··· MATERIAL ···

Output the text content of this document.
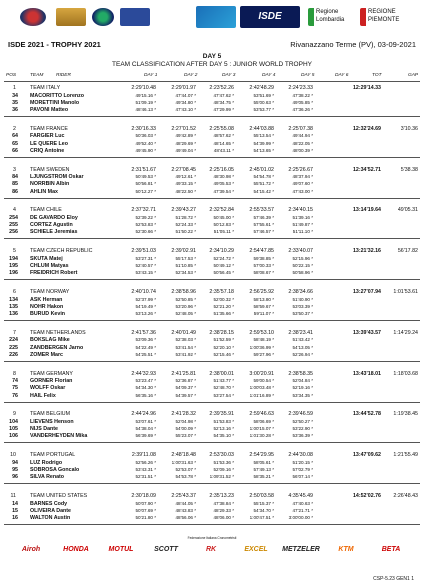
ISDE	Regione Lombardia
REGIONE PIEMONTE
ISDE 2021 - TROPHY 2021	Rivanazzano Terme (PV), 03-09-2021
DAY 5
TEAM CLASSIFICATION AFTER DAY 5 : JUNIOR WORLD TROPHY
POS	TEAM	RIDER	DAY 1	DAY 2	DAY 3	DAY 4	DAY 5	DAY 6	TOT	GAP
1	TEAM ITALY	2:29'10.48	2:29'01.97	2:23'52.26	2:42'48.29	2:24'23.33	12:29'14.33
34 MACORITTO Lorenzo	49'15.16 *	47'44.07 *	47'47.62 *	53'51.69 *	47'38.22 *
35 MORETTINI Manolo	51'09.19 *	49'34.80 *	48'34.75 *	55'00.63 *	49'05.85 *
36 PAVONI Matteo	48'46.13 *	47'43.10 *	47'29.99 *	53'53.77 *	47'36.26 *
2	TEAM FRANCE	2:30'16.33	2:27'01.52	2:25'55.08	2:44'03.88	2:25'07.38	12:32'24.69	3'10.36
64 FARGIER Luc	50'36.03 *	49'42.89 *	48'57.62 *	55'13.54 *	49'44.94 *
65 LE QUERE Leo	49'52.40 *	48'29.69 *	48'14.65 *	54'39.99 *	48'22.05 *
66 CRIQ Antoine	49'45.90 *	49'49.04 *	48'43.11 *	54'13.65 *	48'00.39 *
3	TEAM SWEDEN	2:31'51.67	2:27'08.45	2:25'16.05	2:45'01.02	2:25'26.67	12:34'52.71	5'38.38
84 LJUNGSTROM Oskar	50'49.53 *	49'12.61 *	48'30.98 *	54'54.78 *	48'37.94 *
85 NORRBIN Albin	50'56.81 *	49'33.15 *	49'05.53 *	55'51.72 *	49'07.60 *
86 AHLIN Max	50'12.27 *	48'22.50 *	47'39.54 *	54'15.42 *	47'43.00 *
4	TEAM CHILE	2:37'32.71	2:39'43.27	2:32'52.84	2:55'33.57	2:34'40.15	13:14'19.64	49'05.31
254 DE GAVARDO Eloy	52'39.22 *	51'28.72 *	50'45.00 *	57'46.39 *	51'39.16 *
255 CORTEZ Agustin	52'53.83 *	52'24.33 *	50'12.83 *	57'55.61 *	51'49.87 *
256 SCHIELE Jeremias	52'30.66 *	51'50.22 *	51'05.11 *	57'46.57 *	51'11.10 *
5	TEAM CZECH REPUBLIC	2:39'51.03	2:39'02.91	2:34'10.29	2:54'47.85	2:33'40.07	13:21'32.16	56'17.82
194 SKUTA Matej	53'27.31 *	55'17.53 *	52'24.72 *	59'38.85 *	52'15.96 *
195 CHLUM Matyas	52'40.57 *	51'10.85 *	50'49.12 *	57'00.33 *	50'22.15 *
196 FREIDRICH Robert	53'43.15 *	52'34.53 *	50'56.45 *	58'08.67 *	50'58.96 *
6	TEAM NORWAY	2:40'10.74	2:38'58.96	2:35'57.18	2:56'25.92	2:38'34.66	13:27'07.94	1:01'53.61
134 ASK Herman	52'37.99 *	52'50.85 *	52'00.32 *	58'13.80 *	51'40.90 *
135 NOHR Hakon	54'19.49 *	53'20.96 *	52'21.20 *	58'59.67 *	53'03.39 *
136 BURUD Kevin	53'13.26 *	52'48.05 *	51'35.66 *	59'11.07 *	53'50.37 *
7	TEAM NETHERLANDS	2:41'57.36	2:40'01.49	2:38'28.15	2:59'53.10	2:38'23.41	13:39'43.57	1:14'29.24
224 BOKSLAG Mike	53'09.36 *	52'38.03 *	51'52.59 *	58'48.19 *	51'43.42 *
225 ZANDBERGEN Jarno	54'22.49 *	53'41.54 *	52'20.10 *	1:00'36.99 *	54'13.05 *
226 ZOMER Marc	54'25.51 *	53'41.92 *	52'15.46 *	59'27.96 *	52'26.94 *
8	TEAM GERMANY	2:44'32.93	2:41'25.81	2:38'00.01	3:00'20.91	2:38'58.35	13:43'18.01	1:18'03.68
74 GORNER Florian	53'23.47 *	52'36.87 *	51'43.77 *	59'00.54 *	52'04.84 *
75 WOLFF Oskar	54'34.30 *	54'09.37 *	52'48.70 *	1:00'03.48 *	52'19.16 *
76 HAIL Felix	56'35.16 *	54'39.57 *	53'27.54 *	1:01'16.89 *	53'34.35 *
9	TEAM BELGIUM	2:44'24.96	2:41'28.32	2:39'35.91	2:59'46.63	2:39'46.59	13:44'52.78	1:19'38.45
104 LIEVENS Henson	53'07.61 *	52'04.98 *	51'53.83 *	58'06.69 *	52'50.27 *
105 NIJS Dante	54'38.04 *	54'00.09 *	52'13.16 *	1:00'15.07 *	53'22.90 *
106 VANDERHEYDEN Mika	56'39.69 *	55'23.07 *	54'35.10 *	1:01'30.28 *	53'36.39 *
10	TEAM PORTUGAL	2:39'11.08	2:48'18.48	2:53'30.03	2:54'29.95	2:44'30.08	13:47'09.62	1:21'55.49
94 LUZ Rodrigo	52'56.26 *	1:00'31.63 *	51'53.36 *	58'05.61 *	51'20.15 *
95 SOBROSA Goncalo	53'43.31 *	52'53.07 *	52'09.16 *	57'49.13 *	57'02.79 *
96 SILVA Renato	52'31.51 *	54'53.78 *	1:09'31.52 *	58'35.21 *	56'07.14 *
11	TEAM UNITED STATES	2:30'18.09	2:25'43.37	2:35'13.23	2:50'03.58	4:35'45.49	14:52'02.76	2:26'48.43
14 BARNES Cody	50'07.90 *	48'44.05 *	47'38.84 *	55'15.37 *	47'40.63 *
15 OLIVEIRA Dante	50'07.69 *	48'43.83 *	48'29.33 *	54'34.70 *	47'21.71 *
16 WALTON Austin	50'21.80 *	48'56.06 *	48'06.00 *	1:00'47.51 *	3:00'00.00 *
Federazione Italiana Cronometristi
Airoh	HONDA	MOTUL	SCOTT	RK	EXCEL	METZELER	KTM	BETA
CSP-5.23 GEN1 1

···

■ **SET TASK**
Your answer should be one number: how many lines in the material above contain the string "TROPHY".

■ **SOLUTION TO THIS EXERCISE**
2